▸ Work to complete
Reproduce all of the data word for word.

--*--

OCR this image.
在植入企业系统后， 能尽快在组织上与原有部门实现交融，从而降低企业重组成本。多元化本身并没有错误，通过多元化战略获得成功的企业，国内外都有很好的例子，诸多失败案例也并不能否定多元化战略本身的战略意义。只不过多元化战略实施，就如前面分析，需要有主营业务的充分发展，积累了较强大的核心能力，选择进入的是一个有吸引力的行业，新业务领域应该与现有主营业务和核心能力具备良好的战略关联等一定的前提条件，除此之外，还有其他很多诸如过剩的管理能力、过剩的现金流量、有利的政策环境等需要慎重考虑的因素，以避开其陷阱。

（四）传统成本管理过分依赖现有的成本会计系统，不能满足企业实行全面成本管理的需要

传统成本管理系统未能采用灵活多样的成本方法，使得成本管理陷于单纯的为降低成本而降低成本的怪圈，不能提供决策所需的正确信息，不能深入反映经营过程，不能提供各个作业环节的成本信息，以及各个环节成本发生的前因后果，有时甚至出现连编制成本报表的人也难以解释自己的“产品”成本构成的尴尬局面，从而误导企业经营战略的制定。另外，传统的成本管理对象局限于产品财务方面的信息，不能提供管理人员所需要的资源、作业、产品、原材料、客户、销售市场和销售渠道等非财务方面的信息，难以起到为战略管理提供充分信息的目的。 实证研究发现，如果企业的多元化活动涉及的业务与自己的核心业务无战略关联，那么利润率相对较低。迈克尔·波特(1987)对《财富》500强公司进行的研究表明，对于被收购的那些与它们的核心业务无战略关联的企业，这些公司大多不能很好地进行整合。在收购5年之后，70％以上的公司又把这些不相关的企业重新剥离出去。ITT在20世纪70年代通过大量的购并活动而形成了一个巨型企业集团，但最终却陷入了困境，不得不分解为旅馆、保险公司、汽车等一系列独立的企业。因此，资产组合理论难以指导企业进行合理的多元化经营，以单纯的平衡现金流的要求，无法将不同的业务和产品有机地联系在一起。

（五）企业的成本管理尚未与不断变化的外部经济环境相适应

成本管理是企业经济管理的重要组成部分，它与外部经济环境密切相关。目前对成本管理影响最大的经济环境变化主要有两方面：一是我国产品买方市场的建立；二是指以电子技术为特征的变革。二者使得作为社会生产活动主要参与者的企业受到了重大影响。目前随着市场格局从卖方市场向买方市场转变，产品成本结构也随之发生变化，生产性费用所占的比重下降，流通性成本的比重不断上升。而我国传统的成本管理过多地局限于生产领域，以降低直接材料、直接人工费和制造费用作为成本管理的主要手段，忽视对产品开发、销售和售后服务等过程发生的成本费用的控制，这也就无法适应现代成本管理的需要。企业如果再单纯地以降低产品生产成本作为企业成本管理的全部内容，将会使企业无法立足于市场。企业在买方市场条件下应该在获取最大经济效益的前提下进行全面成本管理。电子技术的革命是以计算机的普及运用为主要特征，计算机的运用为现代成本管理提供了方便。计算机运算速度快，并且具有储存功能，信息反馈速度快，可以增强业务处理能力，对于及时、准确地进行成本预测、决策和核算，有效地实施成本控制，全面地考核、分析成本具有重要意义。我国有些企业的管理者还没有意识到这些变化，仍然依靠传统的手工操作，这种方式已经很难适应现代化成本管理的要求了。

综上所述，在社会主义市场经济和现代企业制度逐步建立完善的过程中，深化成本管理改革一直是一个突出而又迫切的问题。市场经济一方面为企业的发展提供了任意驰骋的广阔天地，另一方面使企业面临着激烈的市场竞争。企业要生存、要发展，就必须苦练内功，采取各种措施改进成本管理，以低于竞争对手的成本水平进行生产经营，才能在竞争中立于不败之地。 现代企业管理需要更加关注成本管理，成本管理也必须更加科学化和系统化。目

--*--

▸ Answer
OCR this image.
在植入企业系统后， 能尽快在组织上与原有部门实现交融，从而降低企业重组成本。多元化本身并没有错误，通过多元化战略获得成功的企业，国内外都有很好的例子，诸多失败案例也并不能否定多元化战略本身的战略意义。只不过多元化战略实施，就如前面分析，需要有主营业务的充分发展，积累了较强大的核心能力，选择进入的是一个有吸引力的行业，新业务领域应该与现有主营业务和核心能力具备良好的战略关联等一定的前提条件，除此之外，还有其他很多诸如过剩的管理能力、过剩的现金流量、有利的政策环境等需要慎重考虑的因素，以避开其陷阱。

（四）传统成本管理过分依赖现有的成本会计系统，不能满足企业实行全面成本管理的需要

传统成本管理系统未能采用灵活多样的成本方法，使得成本管理陷于单纯的为降低成本而降低成本的怪圈，不能提供决策所需的正确信息，不能深入反映经营过程，不能提供各个作业环节的成本信息，以及各个环节成本发生的前因后果，有时甚至出现连编制成本报表的人也难以解释自己的“产品”成本构成的尴尬局面，从而误导企业经营战略的制定。另外，传统的成本管理对象局限于产品财务方面的信息，不能提供管理人员所需要的资源、作业、产品、原材料、客户、销售市场和销售渠道等非财务方面的信息，难以起到为战略管理提供充分信息的目的。 实证研究发现，如果企业的多元化活动涉及的业务与自己的核心业务无战略关联，那么利润率相对较低。迈克尔·波特(1987)对《财富》500强公司进行的研究表明，对于被收购的那些与它们的核心业务无战略关联的企业，这些公司大多不能很好地进行整合。在收购5年之后，70％以上的公司又把这些不相关的企业重新剥离出去。ITT在20世纪70年代通过大量的购并活动而形成了一个巨型企业集团，但最终却陷入了困境，不得不分解为旅馆、保险公司、汽车等一系列独立的企业。因此，资产组合理论难以指导企业进行合理的多元化经营，以单纯的平衡现金流的要求，无法将不同的业务和产品有机地联系在一起。

（五）企业的成本管理尚未与不断变化的外部经济环境相适应

成本管理是企业经济管理的重要组成部分，它与外部经济环境密切相关。目前对成本管理影响最大的经济环境变化主要有两方面：一是我国产品买方市场的建立；二是指以电子技术为特征的变革。二者使得作为社会生产活动主要参与者的企业受到了重大影响。目前随着市场格局从卖方市场向买方市场转变，产品成本结构也随之发生变化，生产性费用所占的比重下降，流通性成本的比重不断上升。而我国传统的成本管理过多地局限于生产领域，以降低直接材料、直接人工费和制造费用作为成本管理的主要手段，忽视对产品开发、销售和售后服务等过程发生的成本费用的控制，这也就无法适应现代成本管理的需要。企业如果再单纯地以降低产品生产成本作为企业成本管理的全部内容，将会使企业无法立足于市场。企业在买方市场条件下应该在获取最大经济效益的前提下进行全面成本管理。电子技术的革命是以计算机的普及运用为主要特征，计算机的运用为现代成本管理提供了方便。计算机运算速度快，并且具有储存功能，信息反馈速度快，可以增强业务处理能力，对于及时、准确地进行成本预测、决策和核算，有效地实施成本控制，全面地考核、分析成本具有重要意义。我国有些企业的管理者还没有意识到这些变化，仍然依靠传统的手工操作，这种方式已经很难适应现代化成本管理的要求了。

综上所述，在社会主义市场经济和现代企业制度逐步建立完善的过程中，深化成本管理改革一直是一个突出而又迫切的问题。市场经济一方面为企业的发展提供了任意驰骋的广阔天地，另一方面使企业面临着激烈的市场竞争。企业要生存、要发展，就必须苦练内功，采取各种措施改进成本管理，以低于竞争对手的成本水平进行生产经营，才能在竞争中立于不败之地。 现代企业管理需要更加关注成本管理，成本管理也必须更加科学化和系统化。目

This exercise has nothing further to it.